[Collected data]

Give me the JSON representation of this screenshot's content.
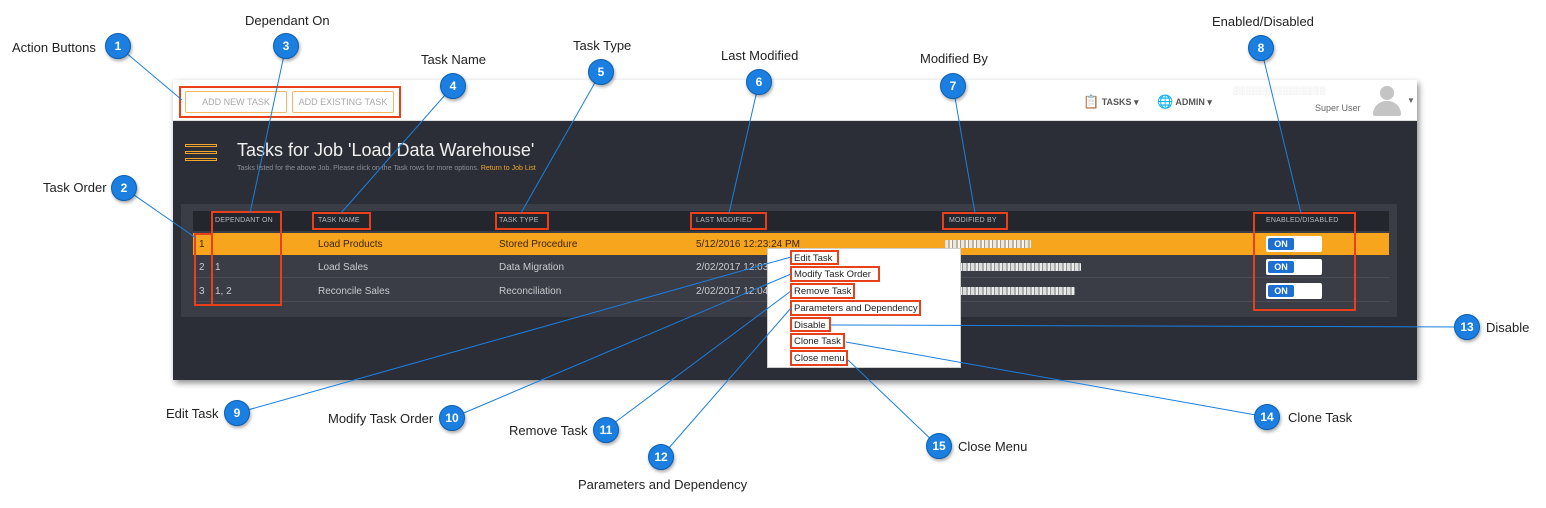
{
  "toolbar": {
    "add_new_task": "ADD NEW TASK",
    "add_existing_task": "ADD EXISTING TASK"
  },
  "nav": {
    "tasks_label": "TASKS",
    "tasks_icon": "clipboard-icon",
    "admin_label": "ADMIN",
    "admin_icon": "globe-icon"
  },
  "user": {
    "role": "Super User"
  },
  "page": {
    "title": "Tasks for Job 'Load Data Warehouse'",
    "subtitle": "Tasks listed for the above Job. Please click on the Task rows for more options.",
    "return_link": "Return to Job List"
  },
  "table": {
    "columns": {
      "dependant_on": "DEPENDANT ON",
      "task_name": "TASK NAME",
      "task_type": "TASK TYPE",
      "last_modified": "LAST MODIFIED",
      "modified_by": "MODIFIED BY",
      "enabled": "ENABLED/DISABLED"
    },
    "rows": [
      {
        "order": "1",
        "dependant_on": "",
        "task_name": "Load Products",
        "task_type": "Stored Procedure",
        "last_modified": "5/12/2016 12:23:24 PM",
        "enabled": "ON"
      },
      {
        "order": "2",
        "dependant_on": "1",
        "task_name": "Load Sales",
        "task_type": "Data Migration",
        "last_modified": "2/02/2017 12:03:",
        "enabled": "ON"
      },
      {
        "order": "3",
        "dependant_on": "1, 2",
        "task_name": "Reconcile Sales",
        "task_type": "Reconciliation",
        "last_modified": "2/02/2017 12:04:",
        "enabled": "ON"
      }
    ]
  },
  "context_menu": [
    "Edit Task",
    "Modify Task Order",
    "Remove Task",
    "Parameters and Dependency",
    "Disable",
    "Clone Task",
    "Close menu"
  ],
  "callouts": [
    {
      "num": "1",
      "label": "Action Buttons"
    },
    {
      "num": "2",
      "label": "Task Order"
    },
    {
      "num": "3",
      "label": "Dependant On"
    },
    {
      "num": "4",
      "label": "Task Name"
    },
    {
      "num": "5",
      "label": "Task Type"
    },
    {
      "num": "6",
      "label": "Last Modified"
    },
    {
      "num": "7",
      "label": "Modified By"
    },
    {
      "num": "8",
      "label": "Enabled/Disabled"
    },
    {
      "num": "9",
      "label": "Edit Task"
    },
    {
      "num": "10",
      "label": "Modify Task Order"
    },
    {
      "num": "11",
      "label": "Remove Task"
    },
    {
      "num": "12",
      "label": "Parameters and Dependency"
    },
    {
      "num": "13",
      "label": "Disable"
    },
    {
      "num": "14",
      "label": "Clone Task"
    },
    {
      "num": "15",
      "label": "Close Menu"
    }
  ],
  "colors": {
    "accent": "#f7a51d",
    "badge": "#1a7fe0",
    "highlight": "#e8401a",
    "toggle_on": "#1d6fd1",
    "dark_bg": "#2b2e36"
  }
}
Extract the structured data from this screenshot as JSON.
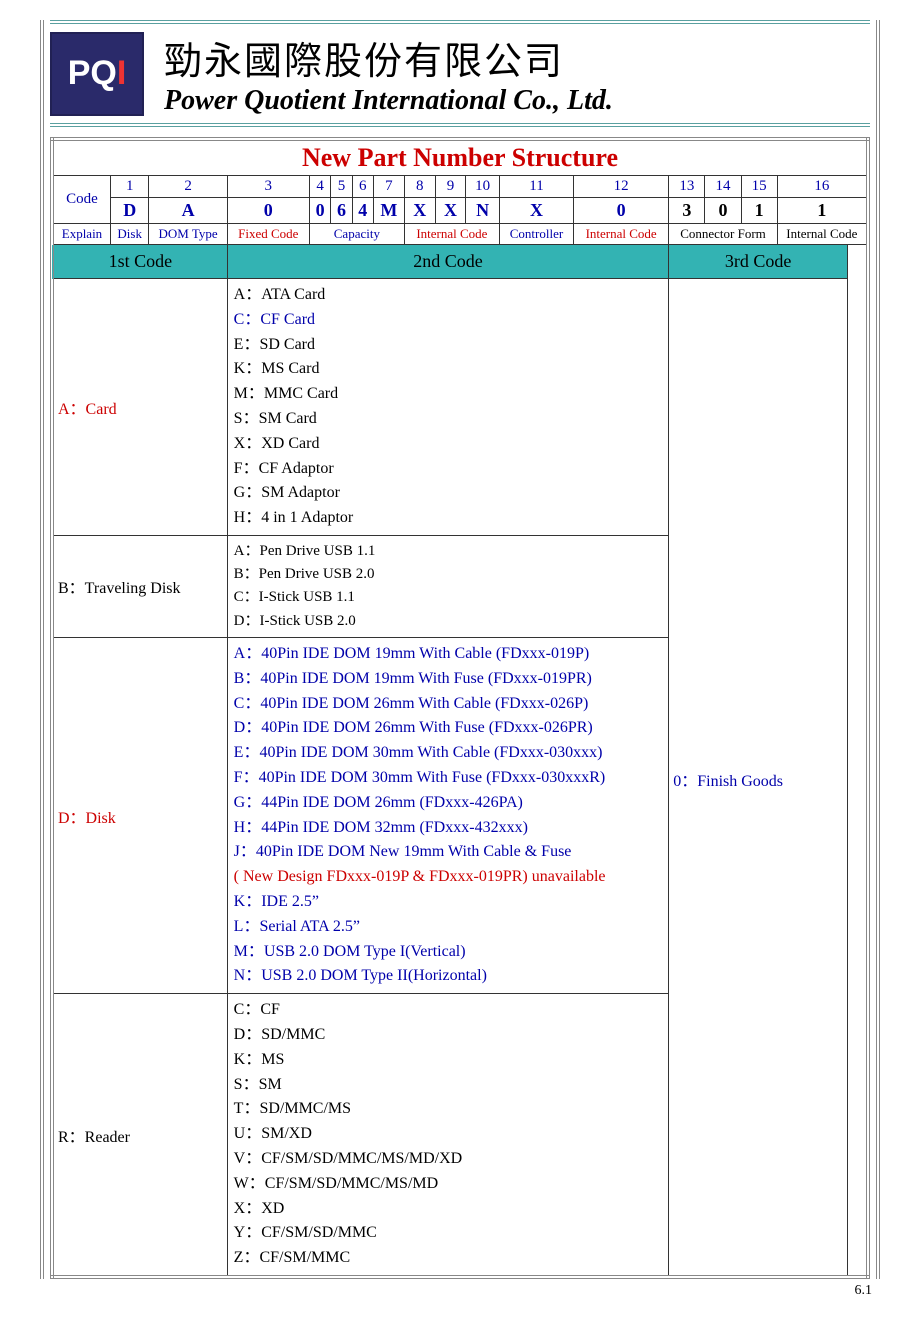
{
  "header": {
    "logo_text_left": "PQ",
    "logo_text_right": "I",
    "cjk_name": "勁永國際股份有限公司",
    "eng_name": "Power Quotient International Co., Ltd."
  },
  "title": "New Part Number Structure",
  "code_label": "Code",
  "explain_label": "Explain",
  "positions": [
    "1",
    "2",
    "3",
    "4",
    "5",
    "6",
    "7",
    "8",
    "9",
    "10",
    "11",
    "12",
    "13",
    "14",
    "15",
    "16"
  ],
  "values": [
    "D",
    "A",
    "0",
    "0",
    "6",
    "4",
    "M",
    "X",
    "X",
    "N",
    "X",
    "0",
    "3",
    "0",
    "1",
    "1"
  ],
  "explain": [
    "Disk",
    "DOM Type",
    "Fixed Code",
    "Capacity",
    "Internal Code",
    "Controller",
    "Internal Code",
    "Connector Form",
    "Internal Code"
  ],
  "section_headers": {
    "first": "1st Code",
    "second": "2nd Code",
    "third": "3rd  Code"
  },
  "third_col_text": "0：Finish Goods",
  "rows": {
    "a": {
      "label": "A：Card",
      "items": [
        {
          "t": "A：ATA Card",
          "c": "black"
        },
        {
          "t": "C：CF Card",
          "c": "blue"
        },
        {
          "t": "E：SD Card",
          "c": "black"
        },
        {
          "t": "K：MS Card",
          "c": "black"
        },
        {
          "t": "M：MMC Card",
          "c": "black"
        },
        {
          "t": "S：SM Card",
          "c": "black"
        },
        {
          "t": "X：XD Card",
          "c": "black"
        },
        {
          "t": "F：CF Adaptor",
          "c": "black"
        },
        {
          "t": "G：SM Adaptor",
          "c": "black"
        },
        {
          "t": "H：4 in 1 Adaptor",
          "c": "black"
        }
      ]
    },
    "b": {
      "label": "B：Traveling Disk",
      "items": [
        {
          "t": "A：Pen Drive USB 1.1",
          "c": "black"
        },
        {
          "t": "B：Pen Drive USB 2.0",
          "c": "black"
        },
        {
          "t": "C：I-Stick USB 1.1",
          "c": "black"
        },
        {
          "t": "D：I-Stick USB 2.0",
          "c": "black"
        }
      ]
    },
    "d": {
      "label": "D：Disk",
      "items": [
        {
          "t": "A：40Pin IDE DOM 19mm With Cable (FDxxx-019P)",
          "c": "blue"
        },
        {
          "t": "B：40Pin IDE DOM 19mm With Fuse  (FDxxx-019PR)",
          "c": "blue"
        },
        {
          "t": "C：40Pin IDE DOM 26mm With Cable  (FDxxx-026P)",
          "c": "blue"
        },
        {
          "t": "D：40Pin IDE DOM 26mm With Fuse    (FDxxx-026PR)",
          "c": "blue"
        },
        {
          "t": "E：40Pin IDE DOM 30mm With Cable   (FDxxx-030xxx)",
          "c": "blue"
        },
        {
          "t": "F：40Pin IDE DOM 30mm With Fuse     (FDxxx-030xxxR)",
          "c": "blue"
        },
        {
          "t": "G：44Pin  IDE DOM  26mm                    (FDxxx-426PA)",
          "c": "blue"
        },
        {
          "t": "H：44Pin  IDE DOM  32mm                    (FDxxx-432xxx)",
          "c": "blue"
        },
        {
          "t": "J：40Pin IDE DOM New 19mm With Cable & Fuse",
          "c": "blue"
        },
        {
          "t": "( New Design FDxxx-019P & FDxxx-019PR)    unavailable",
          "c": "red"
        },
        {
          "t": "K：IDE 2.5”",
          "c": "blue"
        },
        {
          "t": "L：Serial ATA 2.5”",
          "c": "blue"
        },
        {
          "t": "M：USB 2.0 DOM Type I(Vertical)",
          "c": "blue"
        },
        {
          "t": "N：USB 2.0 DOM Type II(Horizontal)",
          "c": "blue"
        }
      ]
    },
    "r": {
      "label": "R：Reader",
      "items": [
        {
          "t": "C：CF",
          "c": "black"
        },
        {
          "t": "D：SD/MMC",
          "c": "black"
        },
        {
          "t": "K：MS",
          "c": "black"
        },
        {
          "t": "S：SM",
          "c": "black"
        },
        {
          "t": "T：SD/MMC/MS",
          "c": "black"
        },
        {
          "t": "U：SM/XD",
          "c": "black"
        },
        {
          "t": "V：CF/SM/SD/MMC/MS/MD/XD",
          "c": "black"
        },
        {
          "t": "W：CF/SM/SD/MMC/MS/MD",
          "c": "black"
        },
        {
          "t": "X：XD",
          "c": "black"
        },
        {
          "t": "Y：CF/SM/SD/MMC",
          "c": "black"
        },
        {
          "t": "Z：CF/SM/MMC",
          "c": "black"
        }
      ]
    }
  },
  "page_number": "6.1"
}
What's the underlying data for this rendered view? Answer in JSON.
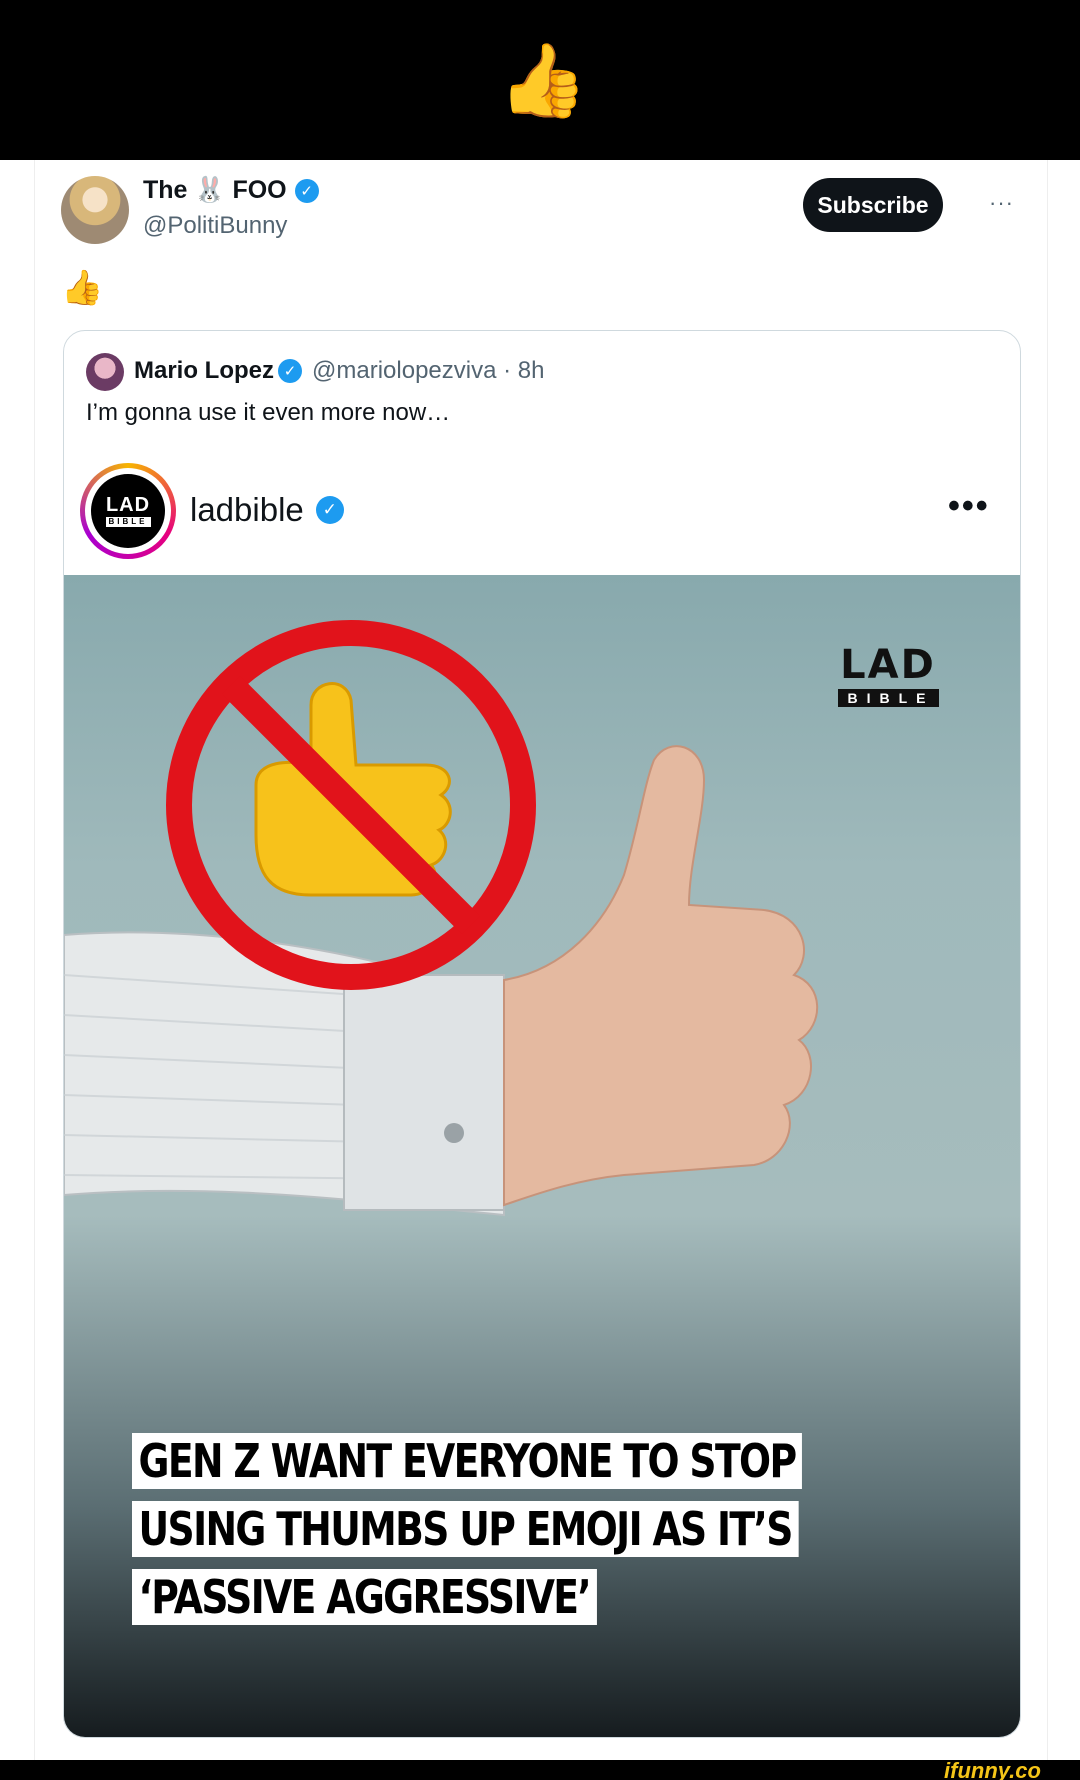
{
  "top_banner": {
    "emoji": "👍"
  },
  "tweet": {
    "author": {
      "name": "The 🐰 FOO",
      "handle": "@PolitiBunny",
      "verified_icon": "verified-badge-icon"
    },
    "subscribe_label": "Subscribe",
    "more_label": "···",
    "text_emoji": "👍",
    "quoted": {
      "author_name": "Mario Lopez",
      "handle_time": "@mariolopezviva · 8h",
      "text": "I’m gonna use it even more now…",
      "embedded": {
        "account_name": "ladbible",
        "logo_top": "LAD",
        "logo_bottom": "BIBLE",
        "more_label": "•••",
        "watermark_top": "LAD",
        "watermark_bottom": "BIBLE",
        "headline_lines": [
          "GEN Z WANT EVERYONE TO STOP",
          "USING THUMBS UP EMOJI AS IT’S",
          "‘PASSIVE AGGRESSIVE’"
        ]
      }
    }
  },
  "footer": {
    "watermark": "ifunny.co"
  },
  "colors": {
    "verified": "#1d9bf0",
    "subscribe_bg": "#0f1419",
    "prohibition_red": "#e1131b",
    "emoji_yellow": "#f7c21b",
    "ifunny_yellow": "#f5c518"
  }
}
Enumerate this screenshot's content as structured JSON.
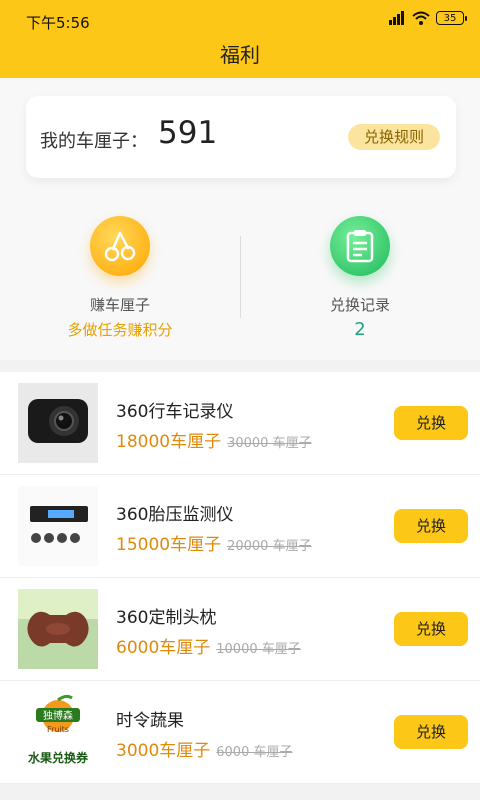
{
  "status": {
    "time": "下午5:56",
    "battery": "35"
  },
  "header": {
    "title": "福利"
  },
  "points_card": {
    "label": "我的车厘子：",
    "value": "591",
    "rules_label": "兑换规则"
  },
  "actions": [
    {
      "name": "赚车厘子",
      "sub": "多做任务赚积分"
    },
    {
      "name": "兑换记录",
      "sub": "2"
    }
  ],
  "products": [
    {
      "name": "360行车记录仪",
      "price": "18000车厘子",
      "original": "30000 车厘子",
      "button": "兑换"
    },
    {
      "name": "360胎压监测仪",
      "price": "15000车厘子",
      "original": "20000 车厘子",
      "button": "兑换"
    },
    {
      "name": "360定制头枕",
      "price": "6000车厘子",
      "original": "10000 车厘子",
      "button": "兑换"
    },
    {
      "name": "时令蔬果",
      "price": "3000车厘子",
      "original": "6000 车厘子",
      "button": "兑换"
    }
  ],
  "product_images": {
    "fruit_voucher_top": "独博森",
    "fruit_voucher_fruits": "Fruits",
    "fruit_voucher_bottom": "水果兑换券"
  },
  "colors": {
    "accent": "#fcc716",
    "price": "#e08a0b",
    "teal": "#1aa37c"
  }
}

### GIVEN INSTRUCTION
Print only the lines from the line that contains "What's the underlying" to the final line of the data, inclusive. Pictures stay out.

### ANSWER IN FULL
What's the underlying data for this rendered view? Answer in JSON.
{
  "top_banner": {
    "emoji": "👍"
  },
  "tweet": {
    "author": {
      "name": "The 🐰 FOO",
      "handle": "@PolitiBunny",
      "verified_icon": "verified-badge-icon"
    },
    "subscribe_label": "Subscribe",
    "more_label": "···",
    "text_emoji": "👍",
    "quoted": {
      "author_name": "Mario Lopez",
      "handle_time": "@mariolopezviva · 8h",
      "text": "I’m gonna use it even more now…",
      "embedded": {
        "account_name": "ladbible",
        "logo_top": "LAD",
        "logo_bottom": "BIBLE",
        "more_label": "•••",
        "watermark_top": "LAD",
        "watermark_bottom": "BIBLE",
        "headline_lines": [
          "GEN Z WANT EVERYONE TO STOP",
          "USING THUMBS UP EMOJI AS IT’S",
          "‘PASSIVE AGGRESSIVE’"
        ]
      }
    }
  },
  "footer": {
    "watermark": "ifunny.co"
  },
  "colors": {
    "verified": "#1d9bf0",
    "subscribe_bg": "#0f1419",
    "prohibition_red": "#e1131b",
    "emoji_yellow": "#f7c21b",
    "ifunny_yellow": "#f5c518"
  }
}
Enumerate this screenshot's content as structured JSON.
{
  "status": {
    "time": "下午5:56",
    "battery": "35"
  },
  "header": {
    "title": "福利"
  },
  "points_card": {
    "label": "我的车厘子：",
    "value": "591",
    "rules_label": "兑换规则"
  },
  "actions": [
    {
      "name": "赚车厘子",
      "sub": "多做任务赚积分"
    },
    {
      "name": "兑换记录",
      "sub": "2"
    }
  ],
  "products": [
    {
      "name": "360行车记录仪",
      "price": "18000车厘子",
      "original": "30000 车厘子",
      "button": "兑换"
    },
    {
      "name": "360胎压监测仪",
      "price": "15000车厘子",
      "original": "20000 车厘子",
      "button": "兑换"
    },
    {
      "name": "360定制头枕",
      "price": "6000车厘子",
      "original": "10000 车厘子",
      "button": "兑换"
    },
    {
      "name": "时令蔬果",
      "price": "3000车厘子",
      "original": "6000 车厘子",
      "button": "兑换"
    }
  ],
  "product_images": {
    "fruit_voucher_top": "独博森",
    "fruit_voucher_fruits": "Fruits",
    "fruit_voucher_bottom": "水果兑换券"
  },
  "colors": {
    "accent": "#fcc716",
    "price": "#e08a0b",
    "teal": "#1aa37c"
  }
}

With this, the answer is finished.